» PROBLEM REQUIREMENTS
Emit the entire listing verbatim.

» DATA RECORDS
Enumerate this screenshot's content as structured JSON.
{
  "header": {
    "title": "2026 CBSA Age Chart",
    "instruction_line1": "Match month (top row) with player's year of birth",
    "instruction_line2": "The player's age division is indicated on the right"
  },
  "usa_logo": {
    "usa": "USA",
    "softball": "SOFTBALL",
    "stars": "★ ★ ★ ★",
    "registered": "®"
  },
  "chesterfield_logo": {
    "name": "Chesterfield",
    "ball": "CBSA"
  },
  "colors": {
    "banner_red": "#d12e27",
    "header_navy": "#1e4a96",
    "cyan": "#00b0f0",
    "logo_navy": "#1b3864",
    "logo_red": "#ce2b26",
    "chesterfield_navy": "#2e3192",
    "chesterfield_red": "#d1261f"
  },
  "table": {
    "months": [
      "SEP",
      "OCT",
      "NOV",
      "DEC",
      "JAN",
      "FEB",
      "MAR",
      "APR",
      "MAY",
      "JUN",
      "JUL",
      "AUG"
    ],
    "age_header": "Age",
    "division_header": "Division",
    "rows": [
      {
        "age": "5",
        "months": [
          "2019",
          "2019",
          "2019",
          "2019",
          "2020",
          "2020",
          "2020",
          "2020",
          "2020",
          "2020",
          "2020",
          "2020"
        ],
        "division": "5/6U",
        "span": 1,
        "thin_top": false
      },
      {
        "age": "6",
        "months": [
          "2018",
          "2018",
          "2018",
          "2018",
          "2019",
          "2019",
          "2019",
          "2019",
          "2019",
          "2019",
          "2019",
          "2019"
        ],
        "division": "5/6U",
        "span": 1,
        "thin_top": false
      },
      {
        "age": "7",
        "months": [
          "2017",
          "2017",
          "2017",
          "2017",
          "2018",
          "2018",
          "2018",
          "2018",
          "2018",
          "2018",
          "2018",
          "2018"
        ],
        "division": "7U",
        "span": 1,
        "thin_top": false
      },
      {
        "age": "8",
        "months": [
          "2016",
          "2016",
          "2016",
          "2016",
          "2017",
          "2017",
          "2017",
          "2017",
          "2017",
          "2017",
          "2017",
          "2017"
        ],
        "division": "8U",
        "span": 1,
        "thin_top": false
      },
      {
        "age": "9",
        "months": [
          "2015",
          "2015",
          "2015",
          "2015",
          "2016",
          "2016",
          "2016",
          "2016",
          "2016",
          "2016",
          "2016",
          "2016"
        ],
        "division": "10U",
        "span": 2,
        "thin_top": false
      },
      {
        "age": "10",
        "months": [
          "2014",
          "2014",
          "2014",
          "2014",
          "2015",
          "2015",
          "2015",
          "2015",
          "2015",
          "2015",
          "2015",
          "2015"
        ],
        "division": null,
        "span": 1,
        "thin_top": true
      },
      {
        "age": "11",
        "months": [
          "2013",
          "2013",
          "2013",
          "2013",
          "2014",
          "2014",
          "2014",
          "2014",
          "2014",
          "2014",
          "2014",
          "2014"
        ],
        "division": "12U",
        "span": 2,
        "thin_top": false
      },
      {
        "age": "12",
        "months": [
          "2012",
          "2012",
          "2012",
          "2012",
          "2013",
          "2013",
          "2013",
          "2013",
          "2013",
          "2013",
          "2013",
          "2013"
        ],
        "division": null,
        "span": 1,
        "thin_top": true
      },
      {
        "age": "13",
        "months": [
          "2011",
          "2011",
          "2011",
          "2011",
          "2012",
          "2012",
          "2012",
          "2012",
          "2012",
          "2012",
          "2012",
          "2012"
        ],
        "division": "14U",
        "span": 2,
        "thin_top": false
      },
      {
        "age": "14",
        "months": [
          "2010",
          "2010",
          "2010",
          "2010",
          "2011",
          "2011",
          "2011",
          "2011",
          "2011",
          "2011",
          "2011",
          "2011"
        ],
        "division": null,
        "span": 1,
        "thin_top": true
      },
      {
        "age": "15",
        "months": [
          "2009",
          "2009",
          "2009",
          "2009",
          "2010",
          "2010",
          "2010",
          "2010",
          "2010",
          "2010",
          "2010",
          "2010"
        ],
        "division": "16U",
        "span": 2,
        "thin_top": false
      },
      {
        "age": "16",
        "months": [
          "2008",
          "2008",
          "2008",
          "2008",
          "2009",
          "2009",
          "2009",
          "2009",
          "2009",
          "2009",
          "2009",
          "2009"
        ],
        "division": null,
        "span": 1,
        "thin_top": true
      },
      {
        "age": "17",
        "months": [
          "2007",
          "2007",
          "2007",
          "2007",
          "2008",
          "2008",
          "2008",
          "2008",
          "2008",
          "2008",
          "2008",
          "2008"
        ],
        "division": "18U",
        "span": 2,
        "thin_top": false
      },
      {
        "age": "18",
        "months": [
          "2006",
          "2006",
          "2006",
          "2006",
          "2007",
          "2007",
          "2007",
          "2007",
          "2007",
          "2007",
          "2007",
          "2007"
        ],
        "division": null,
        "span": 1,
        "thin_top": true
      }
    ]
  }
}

» OUTPUT
Enumerate this screenshot's content as structured JSON.
{
  "header": {
    "title": "2026 CBSA Age Chart",
    "instruction_line1": "Match month (top row) with player's year of birth",
    "instruction_line2": "The player's age division is indicated on the right"
  },
  "usa_logo": {
    "usa": "USA",
    "softball": "SOFTBALL",
    "stars": "★ ★ ★ ★",
    "registered": "®"
  },
  "chesterfield_logo": {
    "name": "Chesterfield",
    "ball": "CBSA"
  },
  "colors": {
    "banner_red": "#d12e27",
    "header_navy": "#1e4a96",
    "cyan": "#00b0f0",
    "logo_navy": "#1b3864",
    "logo_red": "#ce2b26",
    "chesterfield_navy": "#2e3192",
    "chesterfield_red": "#d1261f"
  },
  "table": {
    "months": [
      "SEP",
      "OCT",
      "NOV",
      "DEC",
      "JAN",
      "FEB",
      "MAR",
      "APR",
      "MAY",
      "JUN",
      "JUL",
      "AUG"
    ],
    "age_header": "Age",
    "division_header": "Division",
    "rows": [
      {
        "age": "5",
        "months": [
          "2019",
          "2019",
          "2019",
          "2019",
          "2020",
          "2020",
          "2020",
          "2020",
          "2020",
          "2020",
          "2020",
          "2020"
        ],
        "division": "5/6U",
        "span": 1,
        "thin_top": false
      },
      {
        "age": "6",
        "months": [
          "2018",
          "2018",
          "2018",
          "2018",
          "2019",
          "2019",
          "2019",
          "2019",
          "2019",
          "2019",
          "2019",
          "2019"
        ],
        "division": "5/6U",
        "span": 1,
        "thin_top": false
      },
      {
        "age": "7",
        "months": [
          "2017",
          "2017",
          "2017",
          "2017",
          "2018",
          "2018",
          "2018",
          "2018",
          "2018",
          "2018",
          "2018",
          "2018"
        ],
        "division": "7U",
        "span": 1,
        "thin_top": false
      },
      {
        "age": "8",
        "months": [
          "2016",
          "2016",
          "2016",
          "2016",
          "2017",
          "2017",
          "2017",
          "2017",
          "2017",
          "2017",
          "2017",
          "2017"
        ],
        "division": "8U",
        "span": 1,
        "thin_top": false
      },
      {
        "age": "9",
        "months": [
          "2015",
          "2015",
          "2015",
          "2015",
          "2016",
          "2016",
          "2016",
          "2016",
          "2016",
          "2016",
          "2016",
          "2016"
        ],
        "division": "10U",
        "span": 2,
        "thin_top": false
      },
      {
        "age": "10",
        "months": [
          "2014",
          "2014",
          "2014",
          "2014",
          "2015",
          "2015",
          "2015",
          "2015",
          "2015",
          "2015",
          "2015",
          "2015"
        ],
        "division": null,
        "span": 1,
        "thin_top": true
      },
      {
        "age": "11",
        "months": [
          "2013",
          "2013",
          "2013",
          "2013",
          "2014",
          "2014",
          "2014",
          "2014",
          "2014",
          "2014",
          "2014",
          "2014"
        ],
        "division": "12U",
        "span": 2,
        "thin_top": false
      },
      {
        "age": "12",
        "months": [
          "2012",
          "2012",
          "2012",
          "2012",
          "2013",
          "2013",
          "2013",
          "2013",
          "2013",
          "2013",
          "2013",
          "2013"
        ],
        "division": null,
        "span": 1,
        "thin_top": true
      },
      {
        "age": "13",
        "months": [
          "2011",
          "2011",
          "2011",
          "2011",
          "2012",
          "2012",
          "2012",
          "2012",
          "2012",
          "2012",
          "2012",
          "2012"
        ],
        "division": "14U",
        "span": 2,
        "thin_top": false
      },
      {
        "age": "14",
        "months": [
          "2010",
          "2010",
          "2010",
          "2010",
          "2011",
          "2011",
          "2011",
          "2011",
          "2011",
          "2011",
          "2011",
          "2011"
        ],
        "division": null,
        "span": 1,
        "thin_top": true
      },
      {
        "age": "15",
        "months": [
          "2009",
          "2009",
          "2009",
          "2009",
          "2010",
          "2010",
          "2010",
          "2010",
          "2010",
          "2010",
          "2010",
          "2010"
        ],
        "division": "16U",
        "span": 2,
        "thin_top": false
      },
      {
        "age": "16",
        "months": [
          "2008",
          "2008",
          "2008",
          "2008",
          "2009",
          "2009",
          "2009",
          "2009",
          "2009",
          "2009",
          "2009",
          "2009"
        ],
        "division": null,
        "span": 1,
        "thin_top": true
      },
      {
        "age": "17",
        "months": [
          "2007",
          "2007",
          "2007",
          "2007",
          "2008",
          "2008",
          "2008",
          "2008",
          "2008",
          "2008",
          "2008",
          "2008"
        ],
        "division": "18U",
        "span": 2,
        "thin_top": false
      },
      {
        "age": "18",
        "months": [
          "2006",
          "2006",
          "2006",
          "2006",
          "2007",
          "2007",
          "2007",
          "2007",
          "2007",
          "2007",
          "2007",
          "2007"
        ],
        "division": null,
        "span": 1,
        "thin_top": true
      }
    ]
  }
}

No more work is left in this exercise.